* Written problem
Extract the full set of records that follows, word for word.

....

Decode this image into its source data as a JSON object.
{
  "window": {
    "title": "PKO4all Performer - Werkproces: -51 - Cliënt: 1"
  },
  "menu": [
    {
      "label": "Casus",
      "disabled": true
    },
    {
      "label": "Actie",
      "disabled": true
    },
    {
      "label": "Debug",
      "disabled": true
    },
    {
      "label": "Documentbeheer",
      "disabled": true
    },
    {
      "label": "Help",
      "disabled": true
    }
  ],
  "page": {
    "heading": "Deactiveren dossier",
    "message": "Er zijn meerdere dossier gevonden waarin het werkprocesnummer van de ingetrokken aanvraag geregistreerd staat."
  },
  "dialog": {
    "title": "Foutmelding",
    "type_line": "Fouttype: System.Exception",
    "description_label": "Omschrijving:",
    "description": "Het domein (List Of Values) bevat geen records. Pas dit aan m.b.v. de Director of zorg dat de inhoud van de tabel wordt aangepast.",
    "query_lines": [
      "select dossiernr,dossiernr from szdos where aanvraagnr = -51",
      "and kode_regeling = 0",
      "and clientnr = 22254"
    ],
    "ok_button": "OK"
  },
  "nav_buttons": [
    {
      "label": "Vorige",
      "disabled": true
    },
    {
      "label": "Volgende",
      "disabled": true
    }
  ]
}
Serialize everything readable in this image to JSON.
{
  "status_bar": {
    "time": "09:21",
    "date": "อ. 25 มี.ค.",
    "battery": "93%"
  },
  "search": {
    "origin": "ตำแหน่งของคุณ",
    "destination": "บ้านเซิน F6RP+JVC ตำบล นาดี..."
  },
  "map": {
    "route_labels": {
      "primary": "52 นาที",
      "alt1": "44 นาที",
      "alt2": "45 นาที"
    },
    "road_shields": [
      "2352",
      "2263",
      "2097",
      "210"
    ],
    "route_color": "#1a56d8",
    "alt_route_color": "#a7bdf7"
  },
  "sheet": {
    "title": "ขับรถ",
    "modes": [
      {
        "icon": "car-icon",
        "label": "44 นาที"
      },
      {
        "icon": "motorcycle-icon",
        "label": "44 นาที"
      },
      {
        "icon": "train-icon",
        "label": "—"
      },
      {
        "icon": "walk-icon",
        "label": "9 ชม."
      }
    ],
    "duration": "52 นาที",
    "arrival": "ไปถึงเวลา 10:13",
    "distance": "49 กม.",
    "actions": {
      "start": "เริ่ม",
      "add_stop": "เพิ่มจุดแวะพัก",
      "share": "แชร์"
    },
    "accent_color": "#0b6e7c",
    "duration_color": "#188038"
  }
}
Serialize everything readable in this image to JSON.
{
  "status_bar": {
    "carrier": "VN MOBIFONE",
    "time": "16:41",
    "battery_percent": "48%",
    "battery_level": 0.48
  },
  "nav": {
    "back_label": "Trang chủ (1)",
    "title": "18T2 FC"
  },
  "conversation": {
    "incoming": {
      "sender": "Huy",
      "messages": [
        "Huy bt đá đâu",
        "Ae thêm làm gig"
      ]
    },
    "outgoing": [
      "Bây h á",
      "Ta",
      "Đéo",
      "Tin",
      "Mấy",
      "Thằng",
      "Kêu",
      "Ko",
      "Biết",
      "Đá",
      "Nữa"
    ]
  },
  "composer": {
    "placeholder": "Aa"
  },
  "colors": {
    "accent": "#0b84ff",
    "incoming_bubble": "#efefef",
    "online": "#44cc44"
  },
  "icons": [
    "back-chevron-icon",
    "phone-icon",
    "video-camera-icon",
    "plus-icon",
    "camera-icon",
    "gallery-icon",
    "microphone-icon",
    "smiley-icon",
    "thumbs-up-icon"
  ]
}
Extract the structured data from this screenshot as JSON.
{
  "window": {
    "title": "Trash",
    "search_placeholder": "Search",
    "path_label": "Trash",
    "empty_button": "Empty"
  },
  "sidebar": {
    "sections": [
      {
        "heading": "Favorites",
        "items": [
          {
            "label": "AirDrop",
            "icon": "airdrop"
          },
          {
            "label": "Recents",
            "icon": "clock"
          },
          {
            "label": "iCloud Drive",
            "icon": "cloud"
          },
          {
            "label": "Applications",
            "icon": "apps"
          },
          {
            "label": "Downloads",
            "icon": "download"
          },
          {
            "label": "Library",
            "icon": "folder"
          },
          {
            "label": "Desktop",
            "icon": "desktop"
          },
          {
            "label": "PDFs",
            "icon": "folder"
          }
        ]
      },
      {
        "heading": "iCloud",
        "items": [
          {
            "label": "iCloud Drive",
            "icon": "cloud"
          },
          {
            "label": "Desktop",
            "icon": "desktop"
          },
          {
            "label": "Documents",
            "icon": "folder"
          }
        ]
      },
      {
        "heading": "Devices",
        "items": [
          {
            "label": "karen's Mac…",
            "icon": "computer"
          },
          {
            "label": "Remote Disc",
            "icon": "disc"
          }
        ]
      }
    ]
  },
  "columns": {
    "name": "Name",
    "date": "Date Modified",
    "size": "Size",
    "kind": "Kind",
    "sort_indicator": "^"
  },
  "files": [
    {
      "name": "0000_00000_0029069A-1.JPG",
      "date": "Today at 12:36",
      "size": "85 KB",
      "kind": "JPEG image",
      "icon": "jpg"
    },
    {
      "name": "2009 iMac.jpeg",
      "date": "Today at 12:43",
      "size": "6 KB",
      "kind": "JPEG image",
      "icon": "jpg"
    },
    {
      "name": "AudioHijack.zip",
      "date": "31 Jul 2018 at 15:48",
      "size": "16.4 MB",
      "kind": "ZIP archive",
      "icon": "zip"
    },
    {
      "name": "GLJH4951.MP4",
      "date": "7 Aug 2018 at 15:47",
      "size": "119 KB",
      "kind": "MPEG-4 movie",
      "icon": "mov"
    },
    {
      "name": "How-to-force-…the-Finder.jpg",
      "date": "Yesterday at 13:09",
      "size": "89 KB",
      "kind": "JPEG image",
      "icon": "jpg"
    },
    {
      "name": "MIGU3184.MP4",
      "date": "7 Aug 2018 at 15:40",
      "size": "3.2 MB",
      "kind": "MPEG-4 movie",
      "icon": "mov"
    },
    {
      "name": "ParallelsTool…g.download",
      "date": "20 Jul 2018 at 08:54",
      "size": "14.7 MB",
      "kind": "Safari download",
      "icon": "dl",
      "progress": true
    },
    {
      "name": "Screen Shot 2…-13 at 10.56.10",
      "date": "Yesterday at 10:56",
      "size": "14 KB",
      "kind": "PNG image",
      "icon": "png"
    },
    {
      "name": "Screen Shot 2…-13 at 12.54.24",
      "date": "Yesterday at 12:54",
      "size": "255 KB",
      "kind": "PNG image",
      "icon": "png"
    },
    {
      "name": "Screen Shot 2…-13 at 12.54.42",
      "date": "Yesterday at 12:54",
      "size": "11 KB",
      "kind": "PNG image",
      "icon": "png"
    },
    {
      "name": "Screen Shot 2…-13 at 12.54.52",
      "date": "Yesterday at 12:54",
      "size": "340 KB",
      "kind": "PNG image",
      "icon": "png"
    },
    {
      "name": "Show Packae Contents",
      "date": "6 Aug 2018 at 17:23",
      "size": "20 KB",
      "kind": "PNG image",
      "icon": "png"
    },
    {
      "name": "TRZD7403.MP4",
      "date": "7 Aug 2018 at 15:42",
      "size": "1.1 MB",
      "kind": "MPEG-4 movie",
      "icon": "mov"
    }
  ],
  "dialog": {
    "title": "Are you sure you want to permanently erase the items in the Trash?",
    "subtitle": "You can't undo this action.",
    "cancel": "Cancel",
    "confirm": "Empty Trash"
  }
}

....

* Exercise answer
Decode this image into its source data as a JSON object.
{
  "window": {
    "title": "PKO4all Performer - Werkproces: -51 - Cliënt: 1"
  },
  "menu": [
    {
      "label": "Casus",
      "disabled": true
    },
    {
      "label": "Actie",
      "disabled": true
    },
    {
      "label": "Debug",
      "disabled": true
    },
    {
      "label": "Documentbeheer",
      "disabled": true
    },
    {
      "label": "Help",
      "disabled": true
    }
  ],
  "page": {
    "heading": "Deactiveren dossier",
    "message": "Er zijn meerdere dossier gevonden waarin het werkprocesnummer van de ingetrokken aanvraag geregistreerd staat."
  },
  "dialog": {
    "title": "Foutmelding",
    "type_line": "Fouttype: System.Exception",
    "description_label": "Omschrijving:",
    "description": "Het domein (List Of Values) bevat geen records. Pas dit aan m.b.v. de Director of zorg dat de inhoud van de tabel wordt aangepast.",
    "query_lines": [
      "select dossiernr,dossiernr from szdos where aanvraagnr = -51",
      "and kode_regeling = 0",
      "and clientnr = 22254"
    ],
    "ok_button": "OK"
  },
  "nav_buttons": [
    {
      "label": "Vorige",
      "disabled": true
    },
    {
      "label": "Volgende",
      "disabled": true
    }
  ]
}
Serialize everything readable in this image to JSON.
{
  "status_bar": {
    "time": "09:21",
    "date": "อ. 25 มี.ค.",
    "battery": "93%"
  },
  "search": {
    "origin": "ตำแหน่งของคุณ",
    "destination": "บ้านเซิน F6RP+JVC ตำบล นาดี..."
  },
  "map": {
    "route_labels": {
      "primary": "52 นาที",
      "alt1": "44 นาที",
      "alt2": "45 นาที"
    },
    "road_shields": [
      "2352",
      "2263",
      "2097",
      "210"
    ],
    "route_color": "#1a56d8",
    "alt_route_color": "#a7bdf7"
  },
  "sheet": {
    "title": "ขับรถ",
    "modes": [
      {
        "icon": "car-icon",
        "label": "44 นาที"
      },
      {
        "icon": "motorcycle-icon",
        "label": "44 นาที"
      },
      {
        "icon": "train-icon",
        "label": "—"
      },
      {
        "icon": "walk-icon",
        "label": "9 ชม."
      }
    ],
    "duration": "52 นาที",
    "arrival": "ไปถึงเวลา 10:13",
    "distance": "49 กม.",
    "actions": {
      "start": "เริ่ม",
      "add_stop": "เพิ่มจุดแวะพัก",
      "share": "แชร์"
    },
    "accent_color": "#0b6e7c",
    "duration_color": "#188038"
  }
}
Serialize everything readable in this image to JSON.
{
  "status_bar": {
    "carrier": "VN MOBIFONE",
    "time": "16:41",
    "battery_percent": "48%",
    "battery_level": 0.48
  },
  "nav": {
    "back_label": "Trang chủ (1)",
    "title": "18T2 FC"
  },
  "conversation": {
    "incoming": {
      "sender": "Huy",
      "messages": [
        "Huy bt đá đâu",
        "Ae thêm làm gig"
      ]
    },
    "outgoing": [
      "Bây h á",
      "Ta",
      "Đéo",
      "Tin",
      "Mấy",
      "Thằng",
      "Kêu",
      "Ko",
      "Biết",
      "Đá",
      "Nữa"
    ]
  },
  "composer": {
    "placeholder": "Aa"
  },
  "colors": {
    "accent": "#0b84ff",
    "incoming_bubble": "#efefef",
    "online": "#44cc44"
  },
  "icons": [
    "back-chevron-icon",
    "phone-icon",
    "video-camera-icon",
    "plus-icon",
    "camera-icon",
    "gallery-icon",
    "microphone-icon",
    "smiley-icon",
    "thumbs-up-icon"
  ]
}
Extract the structured data from this screenshot as JSON.
{
  "window": {
    "title": "Trash",
    "search_placeholder": "Search",
    "path_label": "Trash",
    "empty_button": "Empty"
  },
  "sidebar": {
    "sections": [
      {
        "heading": "Favorites",
        "items": [
          {
            "label": "AirDrop",
            "icon": "airdrop"
          },
          {
            "label": "Recents",
            "icon": "clock"
          },
          {
            "label": "iCloud Drive",
            "icon": "cloud"
          },
          {
            "label": "Applications",
            "icon": "apps"
          },
          {
            "label": "Downloads",
            "icon": "download"
          },
          {
            "label": "Library",
            "icon": "folder"
          },
          {
            "label": "Desktop",
            "icon": "desktop"
          },
          {
            "label": "PDFs",
            "icon": "folder"
          }
        ]
      },
      {
        "heading": "iCloud",
        "items": [
          {
            "label": "iCloud Drive",
            "icon": "cloud"
          },
          {
            "label": "Desktop",
            "icon": "desktop"
          },
          {
            "label": "Documents",
            "icon": "folder"
          }
        ]
      },
      {
        "heading": "Devices",
        "items": [
          {
            "label": "karen's Mac…",
            "icon": "computer"
          },
          {
            "label": "Remote Disc",
            "icon": "disc"
          }
        ]
      }
    ]
  },
  "columns": {
    "name": "Name",
    "date": "Date Modified",
    "size": "Size",
    "kind": "Kind",
    "sort_indicator": "^"
  },
  "files": [
    {
      "name": "0000_00000_0029069A-1.JPG",
      "date": "Today at 12:36",
      "size": "85 KB",
      "kind": "JPEG image",
      "icon": "jpg"
    },
    {
      "name": "2009 iMac.jpeg",
      "date": "Today at 12:43",
      "size": "6 KB",
      "kind": "JPEG image",
      "icon": "jpg"
    },
    {
      "name": "AudioHijack.zip",
      "date": "31 Jul 2018 at 15:48",
      "size": "16.4 MB",
      "kind": "ZIP archive",
      "icon": "zip"
    },
    {
      "name": "GLJH4951.MP4",
      "date": "7 Aug 2018 at 15:47",
      "size": "119 KB",
      "kind": "MPEG-4 movie",
      "icon": "mov"
    },
    {
      "name": "How-to-force-…the-Finder.jpg",
      "date": "Yesterday at 13:09",
      "size": "89 KB",
      "kind": "JPEG image",
      "icon": "jpg"
    },
    {
      "name": "MIGU3184.MP4",
      "date": "7 Aug 2018 at 15:40",
      "size": "3.2 MB",
      "kind": "MPEG-4 movie",
      "icon": "mov"
    },
    {
      "name": "ParallelsTool…g.download",
      "date": "20 Jul 2018 at 08:54",
      "size": "14.7 MB",
      "kind": "Safari download",
      "icon": "dl",
      "progress": true
    },
    {
      "name": "Screen Shot 2…-13 at 10.56.10",
      "date": "Yesterday at 10:56",
      "size": "14 KB",
      "kind": "PNG image",
      "icon": "png"
    },
    {
      "name": "Screen Shot 2…-13 at 12.54.24",
      "date": "Yesterday at 12:54",
      "size": "255 KB",
      "kind": "PNG image",
      "icon": "png"
    },
    {
      "name": "Screen Shot 2…-13 at 12.54.42",
      "date": "Yesterday at 12:54",
      "size": "11 KB",
      "kind": "PNG image",
      "icon": "png"
    },
    {
      "name": "Screen Shot 2…-13 at 12.54.52",
      "date": "Yesterday at 12:54",
      "size": "340 KB",
      "kind": "PNG image",
      "icon": "png"
    },
    {
      "name": "Show Packae Contents",
      "date": "6 Aug 2018 at 17:23",
      "size": "20 KB",
      "kind": "PNG image",
      "icon": "png"
    },
    {
      "name": "TRZD7403.MP4",
      "date": "7 Aug 2018 at 15:42",
      "size": "1.1 MB",
      "kind": "MPEG-4 movie",
      "icon": "mov"
    }
  ],
  "dialog": {
    "title": "Are you sure you want to permanently erase the items in the Trash?",
    "subtitle": "You can't undo this action.",
    "cancel": "Cancel",
    "confirm": "Empty Trash"
  }
}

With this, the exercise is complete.